═══ Data shown ═══

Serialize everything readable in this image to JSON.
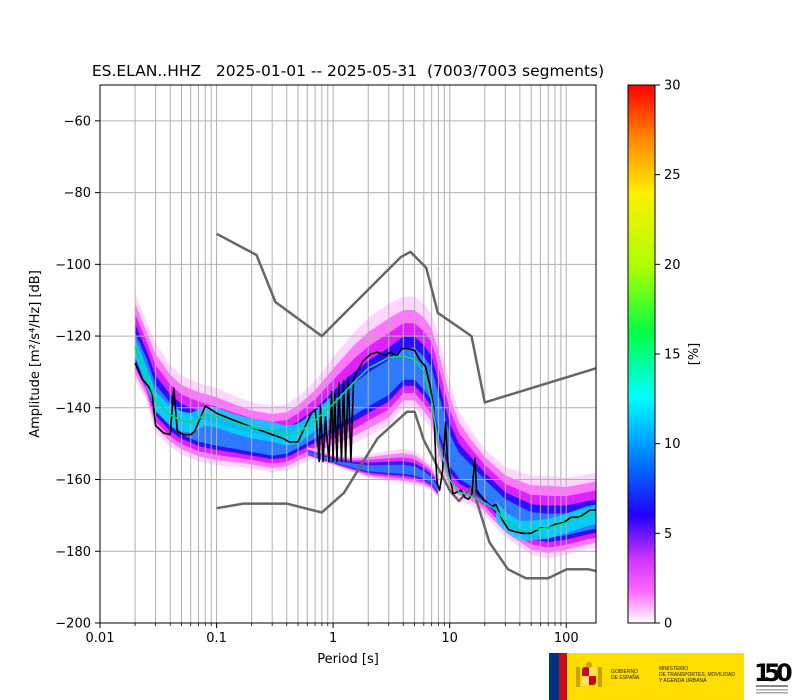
{
  "chart_data": {
    "type": "heatmap",
    "title": "ES.ELAN..HHZ   2025-01-01 -- 2025-05-31  (7003/7003 segments)",
    "xlabel": "Period [s]",
    "ylabel": "Amplitude [m²/s⁴/Hz] [dB]",
    "xscale": "log",
    "xlim": [
      0.01,
      180
    ],
    "ylim": [
      -200,
      -50
    ],
    "xticks": [
      {
        "value": 0.01,
        "label": "0.01"
      },
      {
        "value": 0.1,
        "label": "0.1"
      },
      {
        "value": 1,
        "label": "1"
      },
      {
        "value": 10,
        "label": "10"
      },
      {
        "value": 100,
        "label": "100"
      }
    ],
    "yticks": [
      {
        "value": -60,
        "label": "−60"
      },
      {
        "value": -80,
        "label": "−80"
      },
      {
        "value": -100,
        "label": "−100"
      },
      {
        "value": -120,
        "label": "−120"
      },
      {
        "value": -140,
        "label": "−140"
      },
      {
        "value": -160,
        "label": "−160"
      },
      {
        "value": -180,
        "label": "−180"
      },
      {
        "value": -200,
        "label": "−200"
      }
    ],
    "grid": true,
    "colorbar": {
      "label": "[%]",
      "range": [
        0,
        30
      ],
      "ticks": [
        {
          "value": 0,
          "label": "0"
        },
        {
          "value": 5,
          "label": "5"
        },
        {
          "value": 10,
          "label": "10"
        },
        {
          "value": 15,
          "label": "15"
        },
        {
          "value": 20,
          "label": "20"
        },
        {
          "value": 25,
          "label": "25"
        },
        {
          "value": 30,
          "label": "30"
        }
      ]
    },
    "series": [
      {
        "role": "high noise model",
        "color": "#666666",
        "x": [
          0.1,
          0.22,
          0.32,
          0.8,
          3.8,
          4.6,
          6.3,
          7.9,
          15.4,
          20,
          180
        ],
        "y": [
          -91.5,
          -97.4,
          -110.5,
          -120,
          -98,
          -96.5,
          -101,
          -113.5,
          -120,
          -138.5,
          -129
        ]
      },
      {
        "role": "low noise model",
        "color": "#666666",
        "x": [
          0.1,
          0.17,
          0.4,
          0.8,
          1.24,
          2.4,
          4.3,
          5,
          6,
          10,
          12,
          15.6,
          21.9,
          31.6,
          45,
          70,
          101,
          154,
          180
        ],
        "y": [
          -168,
          -166.7,
          -166.7,
          -169.2,
          -163.7,
          -148.6,
          -141.1,
          -141.1,
          -149,
          -163,
          -166,
          -162,
          -177.5,
          -185,
          -187.5,
          -187.5,
          -185,
          -185,
          -185.5
        ]
      },
      {
        "role": "mode",
        "color": "#000000",
        "x": [
          0.02,
          0.023,
          0.026,
          0.028,
          0.03,
          0.035,
          0.04,
          0.043,
          0.046,
          0.052,
          0.06,
          0.065,
          0.08,
          0.1,
          0.13,
          0.17,
          0.2,
          0.25,
          0.3,
          0.37,
          0.42,
          0.5,
          0.65,
          0.7,
          0.72,
          0.76,
          0.78,
          0.82,
          0.86,
          0.92,
          0.97,
          1.0,
          1.03,
          1.08,
          1.12,
          1.18,
          1.23,
          1.28,
          1.35,
          1.42,
          1.5,
          1.6,
          1.8,
          2.1,
          2.4,
          2.8,
          3.1,
          3.5,
          3.9,
          4.4,
          5.0,
          5.5,
          6.2,
          6.8,
          7.3,
          7.6,
          7.8,
          8.2,
          8.7,
          9.2,
          9.6,
          10.1,
          10.7,
          11.5,
          12.5,
          13.5,
          14.5,
          15.5,
          16,
          16.5,
          17,
          19,
          21,
          23,
          25,
          28,
          32,
          36,
          42,
          50,
          60,
          70,
          80,
          95,
          110,
          130,
          160,
          180
        ],
        "y": [
          -127.5,
          -132,
          -134,
          -136,
          -145,
          -147,
          -147.5,
          -134.5,
          -146.5,
          -147.5,
          -147.5,
          -146.5,
          -139.5,
          -141.5,
          -143,
          -144.5,
          -145.5,
          -146.5,
          -147.5,
          -148.5,
          -149.5,
          -149.5,
          -141.5,
          -140.5,
          -144,
          -155,
          -139.5,
          -155,
          -142.5,
          -155,
          -135.5,
          -155,
          -136,
          -155,
          -133,
          -155,
          -132.5,
          -155,
          -131.5,
          -155,
          -132,
          -130,
          -127,
          -125,
          -124.5,
          -125.5,
          -124.5,
          -125.5,
          -123.5,
          -123.5,
          -124,
          -126.5,
          -128.5,
          -134,
          -140,
          -155,
          -161,
          -163,
          -157.5,
          -144,
          -155,
          -159.5,
          -164,
          -163.5,
          -163,
          -165,
          -165.5,
          -164,
          -158.5,
          -154,
          -163,
          -165,
          -167,
          -167.5,
          -167,
          -171,
          -174,
          -174.5,
          -175,
          -175,
          -173.5,
          -173.5,
          -172.5,
          -172,
          -170.5,
          -170.5,
          -168.5,
          -168.5
        ]
      },
      {
        "role": "mean",
        "color": "#00e070",
        "x": [
          0.02,
          0.025,
          0.03,
          0.04,
          0.05,
          0.06,
          0.08,
          0.1,
          0.15,
          0.2,
          0.3,
          0.4,
          0.5,
          0.7,
          1,
          1.5,
          2,
          3,
          4,
          5,
          6,
          7,
          8,
          10,
          12,
          15,
          20,
          25,
          30,
          40,
          50,
          70,
          100,
          150,
          180
        ],
        "y": [
          -123,
          -131,
          -138,
          -142,
          -143.5,
          -144,
          -142,
          -142.5,
          -144.5,
          -145.5,
          -146.5,
          -147.5,
          -147,
          -143.5,
          -139,
          -133,
          -129,
          -126,
          -125.5,
          -126.5,
          -130,
          -138,
          -150,
          -160,
          -163.5,
          -164.5,
          -166.5,
          -168.5,
          -171.5,
          -174,
          -174,
          -173.5,
          -172,
          -170,
          -169.5
        ]
      }
    ],
    "distribution": [
      {
        "x": [
          0.02,
          0.025,
          0.03,
          0.04,
          0.05,
          0.07,
          0.1,
          0.15,
          0.2,
          0.3,
          0.4,
          0.5,
          0.7,
          1,
          1.5,
          2,
          3,
          4,
          5,
          6,
          7,
          8,
          10,
          12,
          15,
          20,
          30,
          50,
          70,
          100,
          150,
          180
        ],
        "upper": [
          -108,
          -116,
          -122,
          -128,
          -131,
          -133,
          -134.5,
          -137,
          -138.5,
          -139.5,
          -139,
          -137,
          -132.5,
          -126,
          -119,
          -115,
          -111,
          -109,
          -109,
          -111,
          -114,
          -120,
          -133,
          -141,
          -146,
          -151.5,
          -156.5,
          -159,
          -159,
          -159.5,
          -158.5,
          -158
        ],
        "lower": [
          -132,
          -138,
          -147,
          -151,
          -153,
          -155,
          -156,
          -156.5,
          -157,
          -158,
          -157.5,
          -156,
          -154,
          -152,
          -150,
          -148,
          -145,
          -140,
          -140,
          -143,
          -146,
          -155,
          -164,
          -166,
          -167,
          -170,
          -176,
          -181,
          -182,
          -181,
          -179.5,
          -179
        ]
      },
      {
        "x": [
          0.6,
          0.8,
          1,
          1.5,
          2,
          3,
          4,
          5,
          6,
          7,
          8
        ],
        "upper": [
          -151,
          -152,
          -153,
          -153.5,
          -153,
          -152,
          -151.5,
          -152,
          -154,
          -156,
          -160
        ],
        "lower": [
          -153.5,
          -155,
          -156,
          -158,
          -159.5,
          -160.5,
          -161,
          -161.5,
          -162,
          -163,
          -165
        ]
      }
    ]
  }
}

═══

Exercise details |
Copy every line that contains the string "role".

Answer to this problem |
        "role": "high noise model",
        "role": "low noise model",
        "role": "mode",
        "role": "mean",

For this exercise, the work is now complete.